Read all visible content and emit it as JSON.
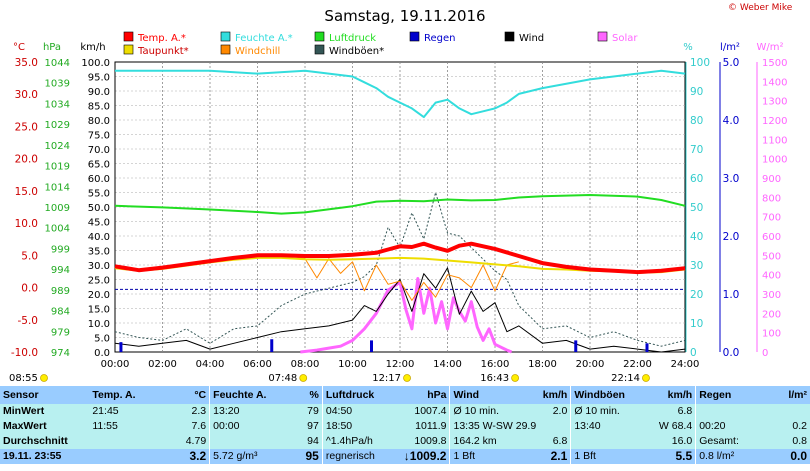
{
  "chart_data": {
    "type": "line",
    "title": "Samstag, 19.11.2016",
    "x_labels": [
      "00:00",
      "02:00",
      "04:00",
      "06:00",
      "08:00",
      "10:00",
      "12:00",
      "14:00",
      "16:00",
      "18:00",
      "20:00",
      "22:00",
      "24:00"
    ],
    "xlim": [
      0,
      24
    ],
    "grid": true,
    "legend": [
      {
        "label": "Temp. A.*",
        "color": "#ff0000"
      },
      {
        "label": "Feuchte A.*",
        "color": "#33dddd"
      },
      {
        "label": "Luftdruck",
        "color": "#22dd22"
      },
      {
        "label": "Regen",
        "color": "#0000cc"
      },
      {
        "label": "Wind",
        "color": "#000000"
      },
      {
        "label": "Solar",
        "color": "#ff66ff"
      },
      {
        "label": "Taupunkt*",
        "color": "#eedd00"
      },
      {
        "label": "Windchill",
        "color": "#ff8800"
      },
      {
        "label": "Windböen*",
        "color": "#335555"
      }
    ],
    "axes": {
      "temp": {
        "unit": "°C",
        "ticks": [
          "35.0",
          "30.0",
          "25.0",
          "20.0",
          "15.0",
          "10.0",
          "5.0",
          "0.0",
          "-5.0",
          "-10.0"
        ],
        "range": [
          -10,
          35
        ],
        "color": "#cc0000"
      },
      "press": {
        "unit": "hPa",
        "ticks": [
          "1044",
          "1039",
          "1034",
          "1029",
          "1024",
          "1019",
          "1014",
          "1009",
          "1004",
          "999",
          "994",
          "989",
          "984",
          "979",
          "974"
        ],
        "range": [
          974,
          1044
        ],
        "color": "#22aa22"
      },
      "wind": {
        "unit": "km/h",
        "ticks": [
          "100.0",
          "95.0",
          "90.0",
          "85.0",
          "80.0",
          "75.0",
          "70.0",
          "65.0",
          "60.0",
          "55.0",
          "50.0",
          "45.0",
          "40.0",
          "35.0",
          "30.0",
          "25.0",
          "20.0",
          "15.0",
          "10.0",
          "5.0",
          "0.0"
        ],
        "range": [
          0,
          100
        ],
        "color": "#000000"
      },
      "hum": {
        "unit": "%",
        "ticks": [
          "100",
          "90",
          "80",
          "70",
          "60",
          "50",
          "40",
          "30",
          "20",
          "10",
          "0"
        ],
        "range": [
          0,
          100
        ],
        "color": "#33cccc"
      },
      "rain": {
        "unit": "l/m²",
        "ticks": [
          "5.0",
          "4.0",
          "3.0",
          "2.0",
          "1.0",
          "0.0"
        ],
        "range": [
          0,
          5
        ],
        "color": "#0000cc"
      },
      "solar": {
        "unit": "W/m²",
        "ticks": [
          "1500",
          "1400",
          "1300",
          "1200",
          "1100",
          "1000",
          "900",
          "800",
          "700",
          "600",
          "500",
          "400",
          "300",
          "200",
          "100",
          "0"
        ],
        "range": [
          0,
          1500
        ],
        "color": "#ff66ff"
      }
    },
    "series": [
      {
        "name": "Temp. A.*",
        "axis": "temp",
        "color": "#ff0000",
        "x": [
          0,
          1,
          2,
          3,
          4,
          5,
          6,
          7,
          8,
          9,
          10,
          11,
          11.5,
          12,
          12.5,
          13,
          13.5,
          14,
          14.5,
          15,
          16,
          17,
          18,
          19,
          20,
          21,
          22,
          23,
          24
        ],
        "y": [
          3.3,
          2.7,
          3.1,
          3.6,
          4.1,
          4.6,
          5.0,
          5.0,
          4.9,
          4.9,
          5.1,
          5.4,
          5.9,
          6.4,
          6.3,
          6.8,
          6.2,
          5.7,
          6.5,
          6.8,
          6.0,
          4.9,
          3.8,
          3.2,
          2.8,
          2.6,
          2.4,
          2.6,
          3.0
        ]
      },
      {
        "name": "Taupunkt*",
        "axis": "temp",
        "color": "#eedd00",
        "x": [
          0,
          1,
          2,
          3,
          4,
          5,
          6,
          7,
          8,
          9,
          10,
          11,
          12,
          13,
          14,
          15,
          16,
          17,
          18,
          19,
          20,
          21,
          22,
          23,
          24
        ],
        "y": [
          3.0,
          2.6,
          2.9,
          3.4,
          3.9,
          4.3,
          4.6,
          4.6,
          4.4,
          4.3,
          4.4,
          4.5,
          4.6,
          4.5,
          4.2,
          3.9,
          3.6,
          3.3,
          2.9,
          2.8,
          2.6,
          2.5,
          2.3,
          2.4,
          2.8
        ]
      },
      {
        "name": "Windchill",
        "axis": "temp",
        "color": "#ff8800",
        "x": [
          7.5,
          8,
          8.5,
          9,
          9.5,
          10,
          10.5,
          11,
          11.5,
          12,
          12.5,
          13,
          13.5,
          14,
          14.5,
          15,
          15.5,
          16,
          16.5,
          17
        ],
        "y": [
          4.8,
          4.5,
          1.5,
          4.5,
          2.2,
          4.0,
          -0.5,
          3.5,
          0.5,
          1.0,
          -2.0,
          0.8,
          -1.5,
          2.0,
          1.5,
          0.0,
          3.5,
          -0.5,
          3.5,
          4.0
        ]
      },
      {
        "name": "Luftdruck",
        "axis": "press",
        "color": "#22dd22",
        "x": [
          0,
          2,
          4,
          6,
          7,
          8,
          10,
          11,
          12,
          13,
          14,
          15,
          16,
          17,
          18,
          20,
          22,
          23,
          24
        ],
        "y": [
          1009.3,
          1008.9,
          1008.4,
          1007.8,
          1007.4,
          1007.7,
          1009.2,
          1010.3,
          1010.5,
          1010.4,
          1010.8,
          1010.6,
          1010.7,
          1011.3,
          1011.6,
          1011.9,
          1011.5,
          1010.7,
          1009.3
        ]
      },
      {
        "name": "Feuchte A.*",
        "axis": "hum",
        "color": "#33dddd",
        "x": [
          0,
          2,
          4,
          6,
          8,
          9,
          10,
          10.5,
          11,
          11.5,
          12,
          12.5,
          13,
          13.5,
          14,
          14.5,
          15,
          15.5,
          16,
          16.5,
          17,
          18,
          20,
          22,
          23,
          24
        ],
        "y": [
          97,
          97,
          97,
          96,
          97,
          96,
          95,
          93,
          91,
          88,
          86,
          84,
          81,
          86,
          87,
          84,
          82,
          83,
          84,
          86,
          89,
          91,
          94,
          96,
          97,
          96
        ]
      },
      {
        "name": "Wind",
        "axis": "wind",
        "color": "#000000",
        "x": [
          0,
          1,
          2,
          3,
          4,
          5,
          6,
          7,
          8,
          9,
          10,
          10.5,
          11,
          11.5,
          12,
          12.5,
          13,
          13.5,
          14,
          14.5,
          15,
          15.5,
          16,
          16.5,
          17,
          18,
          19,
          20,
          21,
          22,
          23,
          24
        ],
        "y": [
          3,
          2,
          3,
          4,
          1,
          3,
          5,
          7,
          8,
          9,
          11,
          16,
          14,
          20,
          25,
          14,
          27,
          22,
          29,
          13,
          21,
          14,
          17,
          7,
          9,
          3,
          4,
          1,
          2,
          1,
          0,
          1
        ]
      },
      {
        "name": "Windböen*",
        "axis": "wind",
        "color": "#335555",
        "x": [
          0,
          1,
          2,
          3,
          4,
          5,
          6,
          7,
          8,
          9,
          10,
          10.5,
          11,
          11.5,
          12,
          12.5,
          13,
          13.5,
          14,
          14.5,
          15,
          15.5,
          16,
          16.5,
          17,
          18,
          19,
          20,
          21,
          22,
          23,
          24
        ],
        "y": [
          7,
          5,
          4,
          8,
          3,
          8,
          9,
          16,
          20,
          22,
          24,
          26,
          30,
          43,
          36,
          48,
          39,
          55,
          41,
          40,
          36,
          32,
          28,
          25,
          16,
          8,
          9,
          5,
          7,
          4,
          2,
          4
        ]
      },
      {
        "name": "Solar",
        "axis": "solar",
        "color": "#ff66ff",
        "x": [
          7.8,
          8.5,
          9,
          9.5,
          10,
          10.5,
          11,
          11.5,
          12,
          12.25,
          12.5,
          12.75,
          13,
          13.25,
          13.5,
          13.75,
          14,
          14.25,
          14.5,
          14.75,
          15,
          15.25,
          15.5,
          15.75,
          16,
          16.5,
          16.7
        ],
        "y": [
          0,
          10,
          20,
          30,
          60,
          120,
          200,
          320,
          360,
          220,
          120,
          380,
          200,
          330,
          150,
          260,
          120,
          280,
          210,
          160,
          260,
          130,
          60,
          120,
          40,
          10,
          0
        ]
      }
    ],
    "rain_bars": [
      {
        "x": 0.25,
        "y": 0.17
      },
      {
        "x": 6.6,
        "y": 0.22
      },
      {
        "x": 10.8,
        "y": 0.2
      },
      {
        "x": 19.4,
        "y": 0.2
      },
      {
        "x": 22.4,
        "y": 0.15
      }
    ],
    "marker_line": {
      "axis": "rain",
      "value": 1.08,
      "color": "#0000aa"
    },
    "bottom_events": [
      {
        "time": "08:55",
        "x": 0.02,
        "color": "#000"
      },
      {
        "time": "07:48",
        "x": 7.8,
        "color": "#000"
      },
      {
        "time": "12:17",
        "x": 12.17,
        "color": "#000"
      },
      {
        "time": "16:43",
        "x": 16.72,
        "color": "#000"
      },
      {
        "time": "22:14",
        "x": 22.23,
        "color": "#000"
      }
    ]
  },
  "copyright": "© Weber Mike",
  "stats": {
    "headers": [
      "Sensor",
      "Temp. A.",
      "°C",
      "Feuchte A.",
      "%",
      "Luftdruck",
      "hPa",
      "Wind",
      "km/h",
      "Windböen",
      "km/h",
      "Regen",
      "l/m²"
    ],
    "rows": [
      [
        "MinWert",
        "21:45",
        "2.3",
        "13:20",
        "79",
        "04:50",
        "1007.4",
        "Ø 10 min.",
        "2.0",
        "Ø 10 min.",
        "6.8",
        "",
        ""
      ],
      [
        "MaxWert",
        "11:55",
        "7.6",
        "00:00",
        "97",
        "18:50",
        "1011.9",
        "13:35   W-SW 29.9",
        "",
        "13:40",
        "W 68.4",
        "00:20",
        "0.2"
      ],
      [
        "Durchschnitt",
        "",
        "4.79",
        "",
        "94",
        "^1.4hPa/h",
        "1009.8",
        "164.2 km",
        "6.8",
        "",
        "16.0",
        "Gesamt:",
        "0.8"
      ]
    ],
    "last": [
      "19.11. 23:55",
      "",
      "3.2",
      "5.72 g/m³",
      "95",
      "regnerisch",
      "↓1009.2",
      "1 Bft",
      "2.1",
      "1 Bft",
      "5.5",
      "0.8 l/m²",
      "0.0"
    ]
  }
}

Stated exercise — Copy out every line from the material above in which the word "Windböen" appears.

Solution to this task —
        "label": "Windböen*",
        "name": "Windböen*",
      "Windböen",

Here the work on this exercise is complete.